* WORK TO DO:
Copy out every record below with complete accuracy.

* TASK INPUT:
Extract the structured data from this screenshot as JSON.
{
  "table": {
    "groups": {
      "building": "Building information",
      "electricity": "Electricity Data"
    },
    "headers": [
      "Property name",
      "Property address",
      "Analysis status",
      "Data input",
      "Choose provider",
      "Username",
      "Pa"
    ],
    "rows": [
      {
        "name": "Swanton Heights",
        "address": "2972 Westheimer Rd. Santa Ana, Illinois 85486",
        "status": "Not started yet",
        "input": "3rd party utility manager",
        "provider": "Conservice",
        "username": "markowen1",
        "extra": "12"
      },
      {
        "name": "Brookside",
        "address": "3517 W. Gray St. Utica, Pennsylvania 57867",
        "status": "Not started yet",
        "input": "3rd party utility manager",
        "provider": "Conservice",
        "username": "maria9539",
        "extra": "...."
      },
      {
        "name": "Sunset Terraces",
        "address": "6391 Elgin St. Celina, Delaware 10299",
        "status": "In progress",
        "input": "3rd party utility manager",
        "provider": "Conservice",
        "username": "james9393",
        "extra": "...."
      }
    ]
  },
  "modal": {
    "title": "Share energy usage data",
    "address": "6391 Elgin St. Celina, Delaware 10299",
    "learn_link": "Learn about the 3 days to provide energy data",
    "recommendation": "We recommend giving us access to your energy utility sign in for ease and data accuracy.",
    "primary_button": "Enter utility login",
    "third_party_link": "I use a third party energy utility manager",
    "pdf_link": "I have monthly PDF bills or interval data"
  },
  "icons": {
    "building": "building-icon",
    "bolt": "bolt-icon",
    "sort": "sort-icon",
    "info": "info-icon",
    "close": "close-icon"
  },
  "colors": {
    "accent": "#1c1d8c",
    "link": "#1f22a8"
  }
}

* THE RESPONSE:
Extract the structured data from this screenshot as JSON.
{
  "table": {
    "groups": {
      "building": "Building information",
      "electricity": "Electricity Data"
    },
    "headers": [
      "Property name",
      "Property address",
      "Analysis status",
      "Data input",
      "Choose provider",
      "Username",
      "Pa"
    ],
    "rows": [
      {
        "name": "Swanton Heights",
        "address": "2972 Westheimer Rd. Santa Ana, Illinois 85486",
        "status": "Not started yet",
        "input": "3rd party utility manager",
        "provider": "Conservice",
        "username": "markowen1",
        "extra": "12"
      },
      {
        "name": "Brookside",
        "address": "3517 W. Gray St. Utica, Pennsylvania 57867",
        "status": "Not started yet",
        "input": "3rd party utility manager",
        "provider": "Conservice",
        "username": "maria9539",
        "extra": "...."
      },
      {
        "name": "Sunset Terraces",
        "address": "6391 Elgin St. Celina, Delaware 10299",
        "status": "In progress",
        "input": "3rd party utility manager",
        "provider": "Conservice",
        "username": "james9393",
        "extra": "...."
      }
    ]
  },
  "modal": {
    "title": "Share energy usage data",
    "address": "6391 Elgin St. Celina, Delaware 10299",
    "learn_link": "Learn about the 3 days to provide energy data",
    "recommendation": "We recommend giving us access to your energy utility sign in for ease and data accuracy.",
    "primary_button": "Enter utility login",
    "third_party_link": "I use a third party energy utility manager",
    "pdf_link": "I have monthly PDF bills or interval data"
  },
  "icons": {
    "building": "building-icon",
    "bolt": "bolt-icon",
    "sort": "sort-icon",
    "info": "info-icon",
    "close": "close-icon"
  },
  "colors": {
    "accent": "#1c1d8c",
    "link": "#1f22a8"
  }
}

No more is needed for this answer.